■ Requirement
Tally up the lines below that include the word "Mosen". Answer with the number alone.

Data records:

• • • •

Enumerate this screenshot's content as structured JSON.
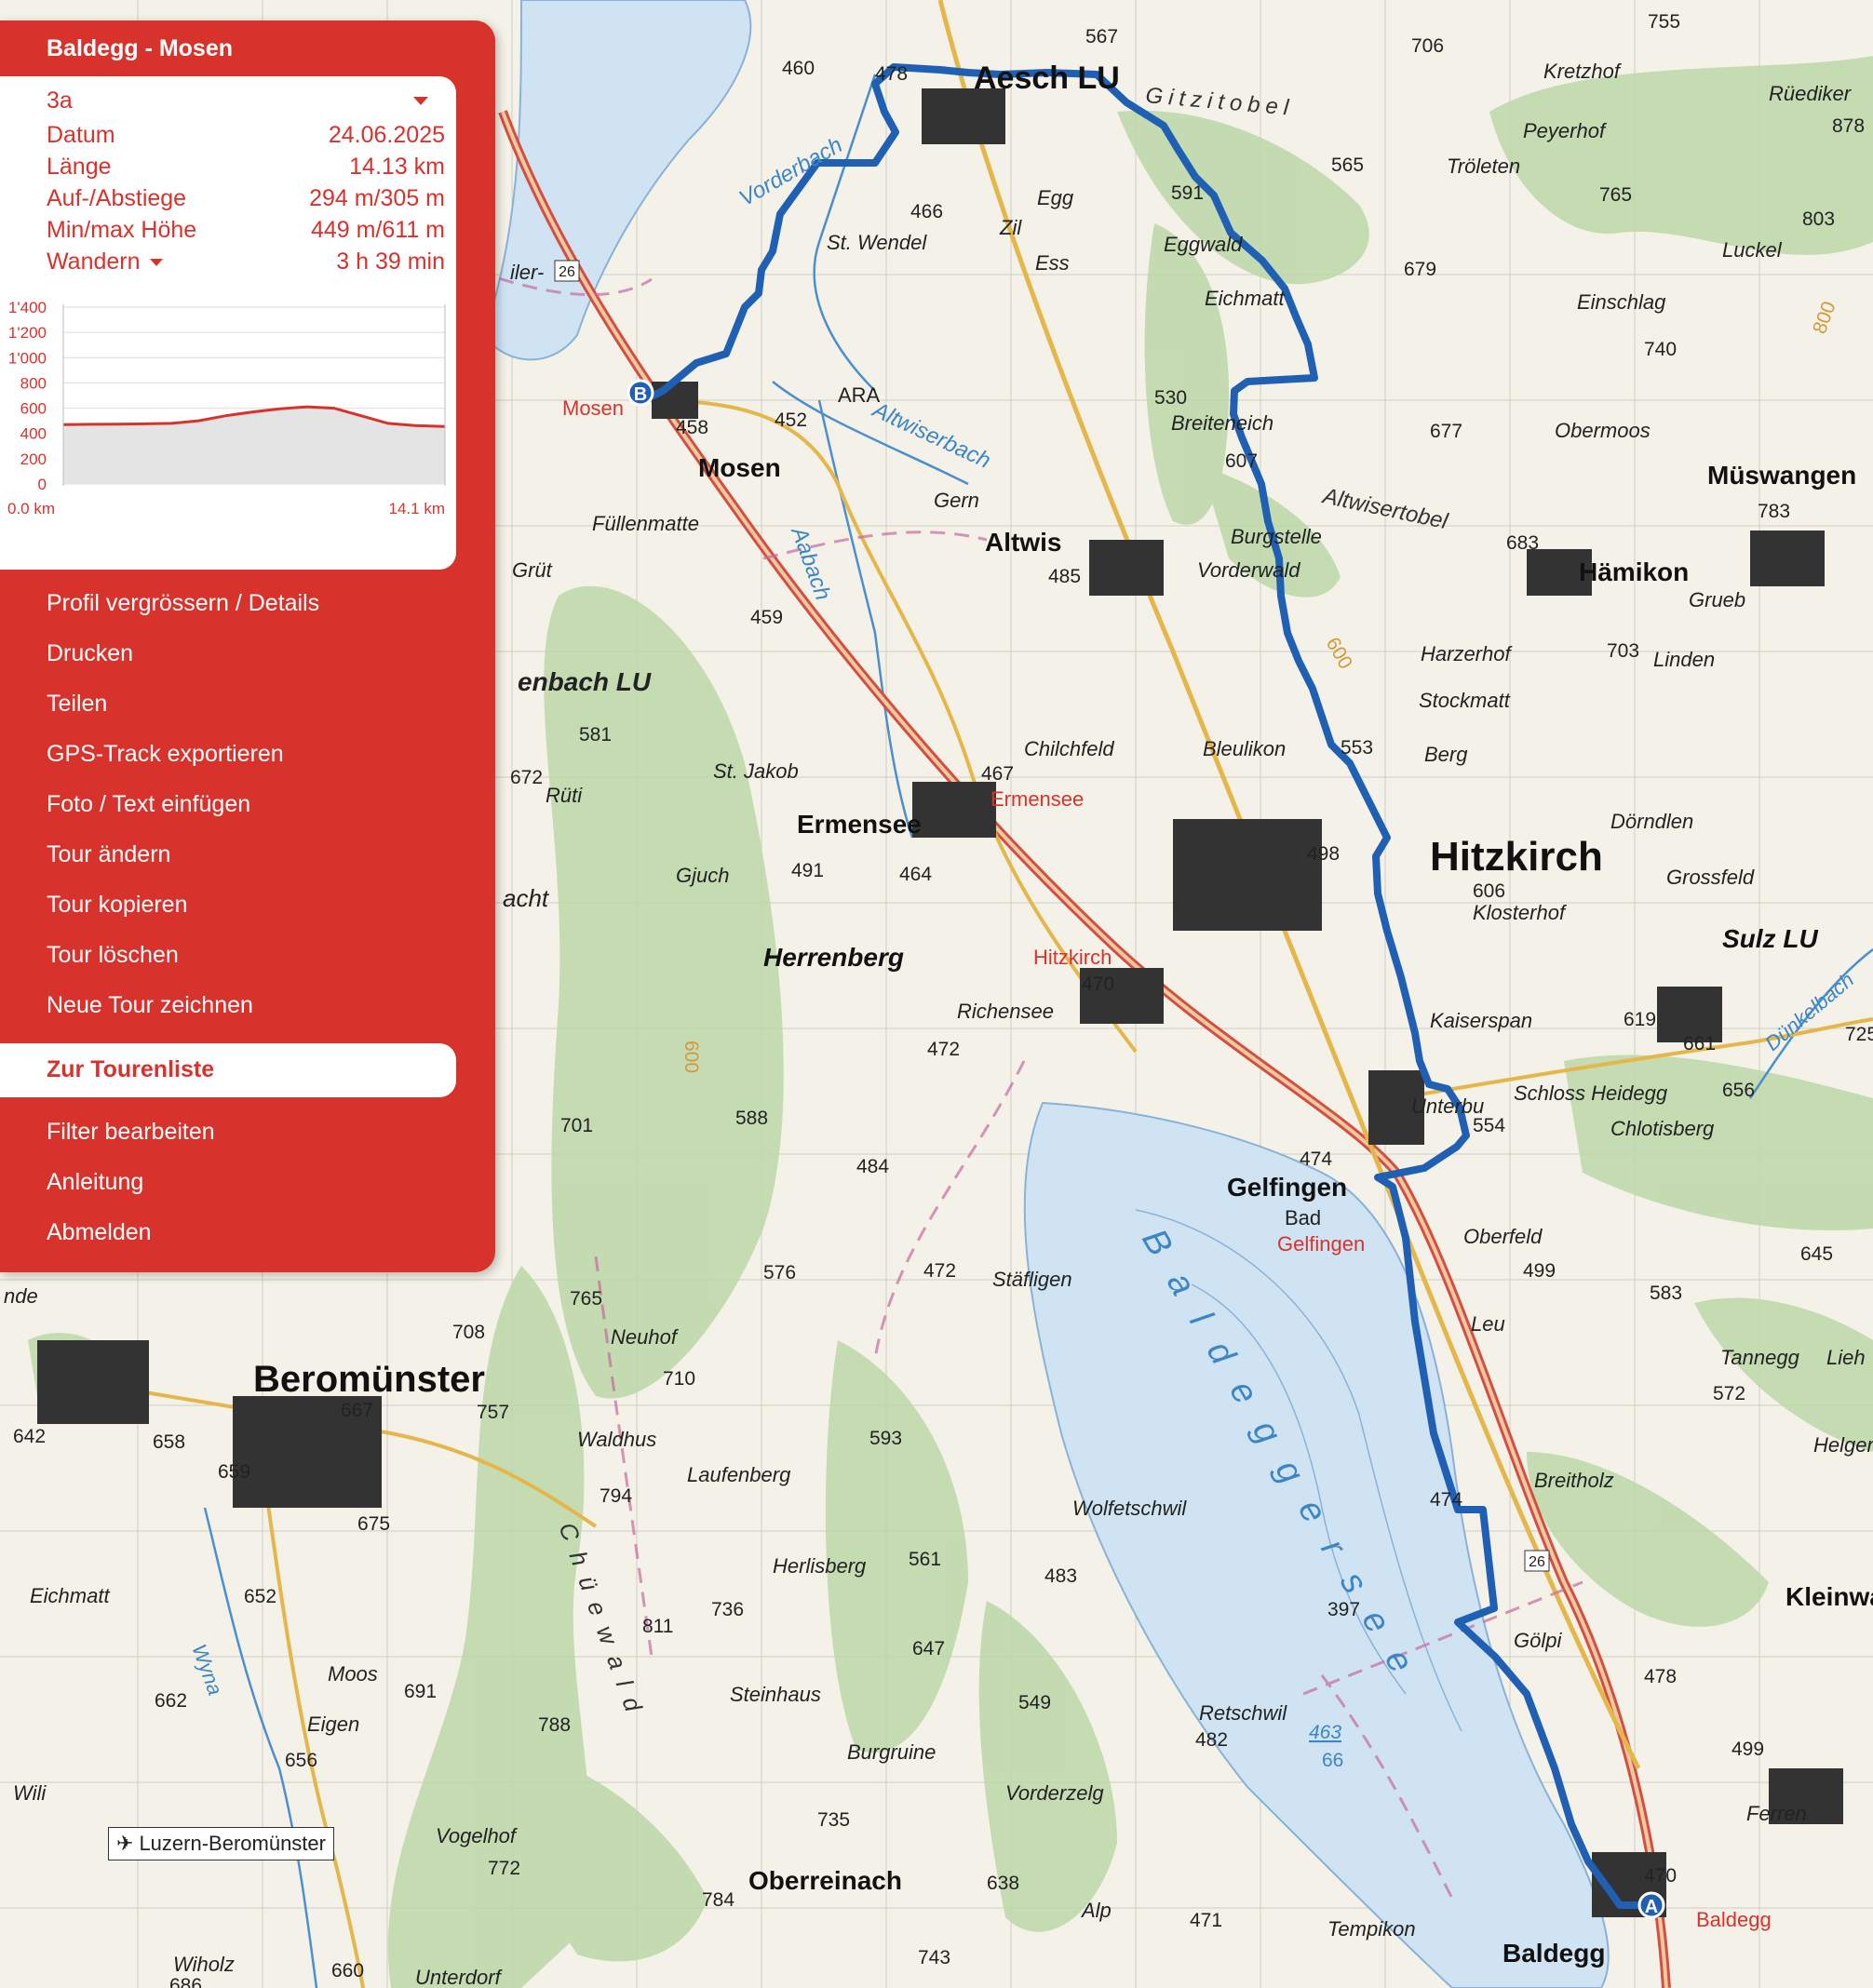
{
  "panel": {
    "title": "Baldegg - Mosen",
    "route_variant": "3a",
    "info": [
      {
        "label": "Datum",
        "value": "24.06.2025"
      },
      {
        "label": "Länge",
        "value": "14.13 km"
      },
      {
        "label": "Auf-/Abstiege",
        "value": "294 m/305 m"
      },
      {
        "label": "Min/max Höhe",
        "value": "449 m/611 m"
      },
      {
        "label": "Wandern",
        "value": "3 h 39 min"
      }
    ],
    "menu": [
      "Profil vergrössern / Details",
      "Drucken",
      "Teilen",
      "GPS-Track exportieren",
      "Foto / Text einfügen",
      "Tour ändern",
      "Tour kopieren",
      "Tour löschen",
      "Neue Tour zeichnen"
    ],
    "highlighted_item": "Zur Tourenliste",
    "menu_bottom": [
      "Filter bearbeiten",
      "Anleitung",
      "Abmelden"
    ]
  },
  "profile": {
    "y_ticks": [
      "1'400",
      "1'200",
      "1'000",
      "800",
      "600",
      "400",
      "200",
      "0"
    ],
    "x_start": "0.0 km",
    "x_end": "14.1 km"
  },
  "chart_data": {
    "type": "area",
    "xlabel": "",
    "ylabel": "",
    "ylim": [
      0,
      1400
    ],
    "xlim": [
      0,
      14.1
    ],
    "x": [
      0,
      1,
      2,
      3,
      4,
      5,
      6,
      7,
      8,
      9,
      10,
      11,
      12,
      13,
      14.1
    ],
    "values": [
      470,
      472,
      474,
      476,
      480,
      500,
      540,
      570,
      595,
      611,
      600,
      540,
      480,
      462,
      455
    ]
  },
  "map": {
    "places": [
      {
        "name": "Aesch LU",
        "kind": "major"
      },
      {
        "name": "Hitzkirch",
        "kind": "big"
      },
      {
        "name": "Beromünster",
        "kind": "major"
      },
      {
        "name": "Mosen",
        "kind": "town"
      },
      {
        "name": "Altwis",
        "kind": "town"
      },
      {
        "name": "Ermensee",
        "kind": "town"
      },
      {
        "name": "Herrenberg",
        "kind": "town"
      },
      {
        "name": "Gelfingen",
        "kind": "town"
      },
      {
        "name": "Baldegg",
        "kind": "town"
      },
      {
        "name": "Hämikon",
        "kind": "town"
      },
      {
        "name": "Müswangen",
        "kind": "town"
      },
      {
        "name": "Sulz LU",
        "kind": "town"
      },
      {
        "name": "Oberreinach",
        "kind": "town"
      },
      {
        "name": "Kleinwa",
        "kind": "town"
      },
      {
        "name": "St. Wendel",
        "kind": "small"
      },
      {
        "name": "Egg",
        "kind": "small"
      },
      {
        "name": "Zil",
        "kind": "small"
      },
      {
        "name": "Ess",
        "kind": "small"
      },
      {
        "name": "Eggwald",
        "kind": "small"
      },
      {
        "name": "Eichmatt",
        "kind": "small"
      },
      {
        "name": "Breiteneich",
        "kind": "small"
      },
      {
        "name": "Burgstelle",
        "kind": "small"
      },
      {
        "name": "Vorderwald",
        "kind": "small"
      },
      {
        "name": "Gern",
        "kind": "small"
      },
      {
        "name": "Füllenmatte",
        "kind": "small"
      },
      {
        "name": "Grüt",
        "kind": "small"
      },
      {
        "name": "St. Jakob",
        "kind": "small"
      },
      {
        "name": "Rüti",
        "kind": "small"
      },
      {
        "name": "Gjuch",
        "kind": "small"
      },
      {
        "name": "Chilchfeld",
        "kind": "small"
      },
      {
        "name": "Bleulikon",
        "kind": "small"
      },
      {
        "name": "Berg",
        "kind": "small"
      },
      {
        "name": "Stockmatt",
        "kind": "small"
      },
      {
        "name": "Harzerhof",
        "kind": "small"
      },
      {
        "name": "Linden",
        "kind": "small"
      },
      {
        "name": "Grueb",
        "kind": "small"
      },
      {
        "name": "Dörndlen",
        "kind": "small"
      },
      {
        "name": "Grossfeld",
        "kind": "small"
      },
      {
        "name": "Klosterhof",
        "kind": "small"
      },
      {
        "name": "Kaiserspan",
        "kind": "small"
      },
      {
        "name": "Schloss Heidegg",
        "kind": "small"
      },
      {
        "name": "Chlotisberg",
        "kind": "small"
      },
      {
        "name": "Unterbu",
        "kind": "small"
      },
      {
        "name": "Richensee",
        "kind": "small"
      },
      {
        "name": "Stäfligen",
        "kind": "small"
      },
      {
        "name": "Oberfeld",
        "kind": "small"
      },
      {
        "name": "Leu",
        "kind": "small"
      },
      {
        "name": "Gölpi",
        "kind": "small"
      },
      {
        "name": "Tannegg",
        "kind": "small"
      },
      {
        "name": "Breitholz",
        "kind": "small"
      },
      {
        "name": "Wolfetschwil",
        "kind": "small"
      },
      {
        "name": "Retschwil",
        "kind": "small"
      },
      {
        "name": "Tempikon",
        "kind": "small"
      },
      {
        "name": "Ferren",
        "kind": "small"
      },
      {
        "name": "Neuhof",
        "kind": "small"
      },
      {
        "name": "Waldhus",
        "kind": "small"
      },
      {
        "name": "Laufenberg",
        "kind": "small"
      },
      {
        "name": "Herlisberg",
        "kind": "small"
      },
      {
        "name": "Steinhaus",
        "kind": "small"
      },
      {
        "name": "Burgruine",
        "kind": "small"
      },
      {
        "name": "Vorderzelg",
        "kind": "small"
      },
      {
        "name": "Alp",
        "kind": "small"
      },
      {
        "name": "Eichmatt",
        "kind": "small"
      },
      {
        "name": "Moos",
        "kind": "small"
      },
      {
        "name": "Eigen",
        "kind": "small"
      },
      {
        "name": "Wili",
        "kind": "small"
      },
      {
        "name": "Vogelhof",
        "kind": "small"
      },
      {
        "name": "Wiholz",
        "kind": "small"
      },
      {
        "name": "Unterdorf",
        "kind": "small"
      },
      {
        "name": "Tröleten",
        "kind": "small"
      },
      {
        "name": "Peyerhof",
        "kind": "small"
      },
      {
        "name": "Kretzhof",
        "kind": "small"
      },
      {
        "name": "Luckel",
        "kind": "small"
      },
      {
        "name": "Einschlag",
        "kind": "small"
      },
      {
        "name": "Obermoos",
        "kind": "small"
      },
      {
        "name": "Rüediker",
        "kind": "small"
      },
      {
        "name": "Helger",
        "kind": "small"
      },
      {
        "name": "Lieh",
        "kind": "small"
      },
      {
        "name": "ARA",
        "kind": "small"
      },
      {
        "name": "Bad",
        "kind": "small"
      },
      {
        "name": "enbach LU",
        "kind": "town"
      },
      {
        "name": "acht",
        "kind": "small"
      },
      {
        "name": "nde",
        "kind": "small"
      },
      {
        "name": "iler-",
        "kind": "small"
      }
    ],
    "water_labels": [
      "Vorderbach",
      "Altwiserbach",
      "Aabach",
      "Wyna",
      "Dünkelbach",
      "Gitzitobel",
      "Altwisertobel",
      "Chüewald",
      "Baldeggersee"
    ],
    "stations": [
      "Mosen",
      "Ermensee",
      "Hitzkirch",
      "Gelfingen",
      "Baldegg"
    ],
    "heights": [
      "460",
      "478",
      "466",
      "567",
      "591",
      "565",
      "706",
      "755",
      "765",
      "878",
      "803",
      "740",
      "679",
      "530",
      "607",
      "677",
      "683",
      "783",
      "703",
      "485",
      "459",
      "458",
      "452",
      "581",
      "467",
      "464",
      "491",
      "672",
      "553",
      "498",
      "606",
      "470",
      "472",
      "619",
      "661",
      "656",
      "725",
      "554",
      "474",
      "701",
      "588",
      "484",
      "576",
      "472",
      "765",
      "708",
      "667",
      "757",
      "642",
      "658",
      "659",
      "675",
      "710",
      "794",
      "593",
      "561",
      "483",
      "736",
      "811",
      "647",
      "549",
      "397",
      "463",
      "66",
      "482",
      "471",
      "474",
      "478",
      "499",
      "470",
      "572",
      "645",
      "583",
      "499",
      "652",
      "662",
      "691",
      "788",
      "656",
      "735",
      "784",
      "638",
      "743",
      "660",
      "686",
      "772",
      "800",
      "600",
      "600"
    ],
    "road_number": "26",
    "marker_start": "A",
    "marker_end": "B",
    "airfield": "Luzern-Beromünster",
    "scale": "1000 m"
  },
  "colors": {
    "panel_red": "#d7322c",
    "route_blue": "#1f5fb4",
    "lake": "#cfe3f3",
    "forest": "#bcd7a8"
  }
}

• • • •

■ Full solution
3